## Exercise prompt
Reproduce the listing below word for word, from its first line through the line containing "16, 224, 38]", and include both of these lines.
>> BEGIN Records for the exercise
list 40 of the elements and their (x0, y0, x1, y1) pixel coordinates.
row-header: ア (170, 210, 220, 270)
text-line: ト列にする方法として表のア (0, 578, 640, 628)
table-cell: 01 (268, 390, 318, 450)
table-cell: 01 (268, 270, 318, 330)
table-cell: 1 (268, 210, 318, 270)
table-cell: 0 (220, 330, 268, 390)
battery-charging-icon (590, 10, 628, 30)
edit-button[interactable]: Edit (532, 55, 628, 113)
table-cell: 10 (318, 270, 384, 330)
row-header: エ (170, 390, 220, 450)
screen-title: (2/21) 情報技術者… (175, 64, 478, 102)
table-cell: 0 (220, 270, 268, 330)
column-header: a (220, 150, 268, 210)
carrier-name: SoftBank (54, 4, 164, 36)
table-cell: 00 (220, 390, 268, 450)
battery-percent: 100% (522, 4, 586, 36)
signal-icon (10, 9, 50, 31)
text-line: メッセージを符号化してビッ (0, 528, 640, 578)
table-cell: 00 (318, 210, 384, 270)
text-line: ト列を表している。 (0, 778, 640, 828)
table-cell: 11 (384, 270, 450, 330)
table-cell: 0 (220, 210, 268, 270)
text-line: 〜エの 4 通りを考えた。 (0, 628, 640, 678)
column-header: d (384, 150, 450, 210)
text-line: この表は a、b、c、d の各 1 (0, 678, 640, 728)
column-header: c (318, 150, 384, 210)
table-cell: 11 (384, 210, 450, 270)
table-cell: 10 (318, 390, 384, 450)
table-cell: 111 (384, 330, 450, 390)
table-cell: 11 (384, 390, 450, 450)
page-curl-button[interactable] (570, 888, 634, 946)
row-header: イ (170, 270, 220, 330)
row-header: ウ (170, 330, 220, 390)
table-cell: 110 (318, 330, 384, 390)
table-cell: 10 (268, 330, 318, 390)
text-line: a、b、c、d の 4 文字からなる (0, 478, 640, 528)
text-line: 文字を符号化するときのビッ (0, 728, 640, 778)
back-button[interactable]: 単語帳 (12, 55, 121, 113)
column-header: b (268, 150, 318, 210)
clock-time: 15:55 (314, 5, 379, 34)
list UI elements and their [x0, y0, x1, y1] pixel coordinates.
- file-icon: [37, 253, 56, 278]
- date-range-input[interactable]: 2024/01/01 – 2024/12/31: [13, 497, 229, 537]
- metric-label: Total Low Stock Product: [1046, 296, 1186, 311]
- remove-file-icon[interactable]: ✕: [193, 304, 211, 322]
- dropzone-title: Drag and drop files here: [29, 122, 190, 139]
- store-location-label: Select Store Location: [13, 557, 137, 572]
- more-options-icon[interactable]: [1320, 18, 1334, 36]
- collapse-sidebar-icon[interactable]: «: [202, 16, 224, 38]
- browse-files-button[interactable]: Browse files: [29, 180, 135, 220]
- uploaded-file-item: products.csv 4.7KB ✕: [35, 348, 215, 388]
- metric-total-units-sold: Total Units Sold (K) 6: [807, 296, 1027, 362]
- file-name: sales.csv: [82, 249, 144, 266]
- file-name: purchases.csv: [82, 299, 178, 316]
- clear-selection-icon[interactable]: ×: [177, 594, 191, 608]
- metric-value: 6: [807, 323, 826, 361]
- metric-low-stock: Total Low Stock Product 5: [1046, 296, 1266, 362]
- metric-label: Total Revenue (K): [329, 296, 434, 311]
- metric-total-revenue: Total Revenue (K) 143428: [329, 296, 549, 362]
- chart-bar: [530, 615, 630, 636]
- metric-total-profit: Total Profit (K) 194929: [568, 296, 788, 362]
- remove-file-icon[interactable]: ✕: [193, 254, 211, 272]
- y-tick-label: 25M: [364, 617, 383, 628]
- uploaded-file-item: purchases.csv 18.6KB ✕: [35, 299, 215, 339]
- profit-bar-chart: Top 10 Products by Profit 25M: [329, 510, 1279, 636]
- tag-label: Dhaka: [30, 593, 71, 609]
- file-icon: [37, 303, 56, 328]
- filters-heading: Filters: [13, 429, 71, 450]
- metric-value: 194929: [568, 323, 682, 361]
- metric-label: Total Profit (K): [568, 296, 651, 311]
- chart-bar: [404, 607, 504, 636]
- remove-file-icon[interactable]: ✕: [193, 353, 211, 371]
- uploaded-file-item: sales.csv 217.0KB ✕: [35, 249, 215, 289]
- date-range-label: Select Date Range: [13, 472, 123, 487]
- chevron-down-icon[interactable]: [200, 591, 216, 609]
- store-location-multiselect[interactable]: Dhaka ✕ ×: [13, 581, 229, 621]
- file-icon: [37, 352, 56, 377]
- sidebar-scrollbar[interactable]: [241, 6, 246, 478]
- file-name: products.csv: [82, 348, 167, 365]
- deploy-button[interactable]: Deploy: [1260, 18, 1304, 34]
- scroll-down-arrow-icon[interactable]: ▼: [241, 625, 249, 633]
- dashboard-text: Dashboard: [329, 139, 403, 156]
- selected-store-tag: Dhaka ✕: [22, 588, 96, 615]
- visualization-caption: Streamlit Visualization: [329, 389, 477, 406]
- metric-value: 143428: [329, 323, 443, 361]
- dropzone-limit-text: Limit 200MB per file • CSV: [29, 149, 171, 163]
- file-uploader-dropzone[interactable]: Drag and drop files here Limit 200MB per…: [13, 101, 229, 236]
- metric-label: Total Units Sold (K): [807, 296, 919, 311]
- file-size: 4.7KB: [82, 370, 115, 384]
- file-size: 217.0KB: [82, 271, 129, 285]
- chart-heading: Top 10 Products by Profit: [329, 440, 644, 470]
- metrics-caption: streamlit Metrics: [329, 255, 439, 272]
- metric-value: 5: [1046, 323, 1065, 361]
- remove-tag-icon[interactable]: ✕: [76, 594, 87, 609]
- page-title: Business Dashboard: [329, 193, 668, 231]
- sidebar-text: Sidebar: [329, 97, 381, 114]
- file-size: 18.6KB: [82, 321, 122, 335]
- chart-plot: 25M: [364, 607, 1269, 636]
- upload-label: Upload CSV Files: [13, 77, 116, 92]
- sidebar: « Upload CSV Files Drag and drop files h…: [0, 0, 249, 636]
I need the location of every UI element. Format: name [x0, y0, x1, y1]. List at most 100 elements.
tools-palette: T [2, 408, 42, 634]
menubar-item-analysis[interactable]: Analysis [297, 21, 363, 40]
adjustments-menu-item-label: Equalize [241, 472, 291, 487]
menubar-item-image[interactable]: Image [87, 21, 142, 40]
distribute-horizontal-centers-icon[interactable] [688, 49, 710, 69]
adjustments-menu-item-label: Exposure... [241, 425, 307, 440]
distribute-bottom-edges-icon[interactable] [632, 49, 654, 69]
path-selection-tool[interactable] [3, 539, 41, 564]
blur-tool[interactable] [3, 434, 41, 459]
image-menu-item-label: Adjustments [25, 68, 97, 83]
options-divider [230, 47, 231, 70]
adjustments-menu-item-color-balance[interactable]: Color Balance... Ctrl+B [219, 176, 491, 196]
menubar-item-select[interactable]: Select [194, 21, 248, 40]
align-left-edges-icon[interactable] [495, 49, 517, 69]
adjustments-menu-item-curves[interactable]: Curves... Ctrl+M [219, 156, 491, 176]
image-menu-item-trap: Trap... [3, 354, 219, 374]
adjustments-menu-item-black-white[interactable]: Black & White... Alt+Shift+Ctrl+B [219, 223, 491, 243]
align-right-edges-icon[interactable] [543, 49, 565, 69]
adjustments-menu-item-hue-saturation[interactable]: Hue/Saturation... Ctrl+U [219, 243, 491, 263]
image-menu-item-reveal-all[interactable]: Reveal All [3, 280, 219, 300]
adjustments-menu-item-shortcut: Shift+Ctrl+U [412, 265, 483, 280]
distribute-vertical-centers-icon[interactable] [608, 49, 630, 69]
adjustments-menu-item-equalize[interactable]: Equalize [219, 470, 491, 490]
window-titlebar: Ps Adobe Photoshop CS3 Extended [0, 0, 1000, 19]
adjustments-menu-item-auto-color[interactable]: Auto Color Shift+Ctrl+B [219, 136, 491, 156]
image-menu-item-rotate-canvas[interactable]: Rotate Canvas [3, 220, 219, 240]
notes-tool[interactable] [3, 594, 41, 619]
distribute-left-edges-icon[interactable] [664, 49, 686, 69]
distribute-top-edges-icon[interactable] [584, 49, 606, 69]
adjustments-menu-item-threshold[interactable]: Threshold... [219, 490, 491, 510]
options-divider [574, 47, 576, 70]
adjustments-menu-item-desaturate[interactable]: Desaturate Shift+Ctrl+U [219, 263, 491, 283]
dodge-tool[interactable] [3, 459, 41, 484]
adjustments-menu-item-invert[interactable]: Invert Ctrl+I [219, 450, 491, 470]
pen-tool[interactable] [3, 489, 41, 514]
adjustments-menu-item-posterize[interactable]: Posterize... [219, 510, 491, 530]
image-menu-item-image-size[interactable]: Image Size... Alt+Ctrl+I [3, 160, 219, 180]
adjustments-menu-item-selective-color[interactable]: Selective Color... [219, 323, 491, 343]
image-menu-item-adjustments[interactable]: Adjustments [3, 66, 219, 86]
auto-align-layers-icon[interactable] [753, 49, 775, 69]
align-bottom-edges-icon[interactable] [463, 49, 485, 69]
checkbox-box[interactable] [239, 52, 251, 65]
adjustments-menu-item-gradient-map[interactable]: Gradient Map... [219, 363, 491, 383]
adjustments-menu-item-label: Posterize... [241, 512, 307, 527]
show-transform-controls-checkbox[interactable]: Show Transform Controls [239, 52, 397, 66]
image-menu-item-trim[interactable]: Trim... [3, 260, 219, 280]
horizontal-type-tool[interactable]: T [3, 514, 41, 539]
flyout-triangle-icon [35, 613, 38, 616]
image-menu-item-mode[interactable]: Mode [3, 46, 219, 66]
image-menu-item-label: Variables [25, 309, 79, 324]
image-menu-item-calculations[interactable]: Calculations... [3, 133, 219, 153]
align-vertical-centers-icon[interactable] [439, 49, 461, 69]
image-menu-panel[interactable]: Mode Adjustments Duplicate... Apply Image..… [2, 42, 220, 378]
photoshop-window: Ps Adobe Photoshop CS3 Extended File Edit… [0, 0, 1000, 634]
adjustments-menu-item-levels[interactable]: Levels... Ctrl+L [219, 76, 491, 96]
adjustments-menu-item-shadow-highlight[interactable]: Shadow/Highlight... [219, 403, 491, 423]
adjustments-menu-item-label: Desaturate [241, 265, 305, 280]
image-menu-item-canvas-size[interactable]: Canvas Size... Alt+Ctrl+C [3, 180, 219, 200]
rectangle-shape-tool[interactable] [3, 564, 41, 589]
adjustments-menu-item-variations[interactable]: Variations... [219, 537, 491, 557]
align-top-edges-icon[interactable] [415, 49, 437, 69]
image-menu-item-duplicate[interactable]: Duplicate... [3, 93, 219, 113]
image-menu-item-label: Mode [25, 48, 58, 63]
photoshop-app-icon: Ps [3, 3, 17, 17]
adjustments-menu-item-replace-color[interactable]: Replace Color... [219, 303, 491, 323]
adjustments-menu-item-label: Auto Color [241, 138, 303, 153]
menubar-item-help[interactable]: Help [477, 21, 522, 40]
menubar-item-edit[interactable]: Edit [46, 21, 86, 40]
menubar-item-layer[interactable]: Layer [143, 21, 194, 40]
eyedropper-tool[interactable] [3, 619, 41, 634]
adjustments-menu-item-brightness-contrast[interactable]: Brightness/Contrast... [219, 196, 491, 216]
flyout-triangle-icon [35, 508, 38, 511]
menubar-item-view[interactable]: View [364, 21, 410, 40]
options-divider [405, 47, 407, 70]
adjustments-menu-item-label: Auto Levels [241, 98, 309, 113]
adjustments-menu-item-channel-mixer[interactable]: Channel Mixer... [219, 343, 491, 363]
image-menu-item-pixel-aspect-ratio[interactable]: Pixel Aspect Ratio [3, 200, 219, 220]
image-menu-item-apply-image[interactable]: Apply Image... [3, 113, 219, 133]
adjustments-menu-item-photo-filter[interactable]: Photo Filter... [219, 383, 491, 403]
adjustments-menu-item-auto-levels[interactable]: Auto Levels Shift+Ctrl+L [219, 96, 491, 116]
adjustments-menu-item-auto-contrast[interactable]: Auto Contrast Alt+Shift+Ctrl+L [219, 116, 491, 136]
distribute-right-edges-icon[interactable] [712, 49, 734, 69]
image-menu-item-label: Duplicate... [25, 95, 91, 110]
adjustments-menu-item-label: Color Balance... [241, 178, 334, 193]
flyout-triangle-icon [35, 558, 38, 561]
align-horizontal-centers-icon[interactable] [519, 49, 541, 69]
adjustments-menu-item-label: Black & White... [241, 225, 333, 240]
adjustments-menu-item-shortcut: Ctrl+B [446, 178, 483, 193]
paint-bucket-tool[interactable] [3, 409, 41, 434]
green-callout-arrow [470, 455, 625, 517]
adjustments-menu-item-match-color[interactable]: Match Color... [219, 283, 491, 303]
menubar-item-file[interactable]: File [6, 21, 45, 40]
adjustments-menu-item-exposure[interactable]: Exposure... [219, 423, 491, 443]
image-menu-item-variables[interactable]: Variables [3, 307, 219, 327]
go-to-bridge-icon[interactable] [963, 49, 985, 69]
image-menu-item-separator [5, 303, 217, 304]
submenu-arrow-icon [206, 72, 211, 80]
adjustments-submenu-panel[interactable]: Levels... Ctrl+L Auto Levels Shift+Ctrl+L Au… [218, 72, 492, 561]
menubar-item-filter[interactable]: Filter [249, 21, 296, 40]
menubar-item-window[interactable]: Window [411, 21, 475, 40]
>> END Records for the exercise
## Result
list 40 of the elements and their (x0, y0, x1, y1) pixel coordinates.
row-header: ア (170, 210, 220, 270)
text-line: ト列にする方法として表のア (0, 578, 640, 628)
table-cell: 01 (268, 390, 318, 450)
table-cell: 01 (268, 270, 318, 330)
table-cell: 1 (268, 210, 318, 270)
table-cell: 0 (220, 330, 268, 390)
battery-charging-icon (590, 10, 628, 30)
edit-button[interactable]: Edit (532, 55, 628, 113)
table-cell: 10 (318, 270, 384, 330)
row-header: エ (170, 390, 220, 450)
screen-title: (2/21) 情報技術者… (175, 64, 478, 102)
table-cell: 0 (220, 270, 268, 330)
column-header: a (220, 150, 268, 210)
carrier-name: SoftBank (54, 4, 164, 36)
table-cell: 00 (220, 390, 268, 450)
battery-percent: 100% (522, 4, 586, 36)
signal-icon (10, 9, 50, 31)
text-line: メッセージを符号化してビッ (0, 528, 640, 578)
table-cell: 00 (318, 210, 384, 270)
text-line: ト列を表している。 (0, 778, 640, 828)
table-cell: 11 (384, 270, 450, 330)
table-cell: 0 (220, 210, 268, 270)
text-line: 〜エの 4 通りを考えた。 (0, 628, 640, 678)
column-header: d (384, 150, 450, 210)
text-line: この表は a、b、c、d の各 1 (0, 678, 640, 728)
column-header: c (318, 150, 384, 210)
table-cell: 11 (384, 210, 450, 270)
table-cell: 10 (318, 390, 384, 450)
table-cell: 111 (384, 330, 450, 390)
table-cell: 11 (384, 390, 450, 450)
page-curl-button[interactable] (570, 888, 634, 946)
row-header: イ (170, 270, 220, 330)
row-header: ウ (170, 330, 220, 390)
table-cell: 110 (318, 330, 384, 390)
table-cell: 10 (268, 330, 318, 390)
text-line: a、b、c、d の 4 文字からなる (0, 478, 640, 528)
text-line: 文字を符号化するときのビッ (0, 728, 640, 778)
back-button[interactable]: 単語帳 (12, 55, 121, 113)
column-header: b (268, 150, 318, 210)
clock-time: 15:55 (314, 5, 379, 34)
list UI elements and their [x0, y0, x1, y1] pixel coordinates.
- file-icon: [37, 253, 56, 278]
- date-range-input[interactable]: 2024/01/01 – 2024/12/31: [13, 497, 229, 537]
- metric-label: Total Low Stock Product: [1046, 296, 1186, 311]
- remove-file-icon[interactable]: ✕: [193, 304, 211, 322]
- dropzone-title: Drag and drop files here: [29, 122, 190, 139]
- store-location-label: Select Store Location: [13, 557, 137, 572]
- more-options-icon[interactable]: [1320, 18, 1334, 36]
- collapse-sidebar-icon[interactable]: «: [202, 16, 224, 38]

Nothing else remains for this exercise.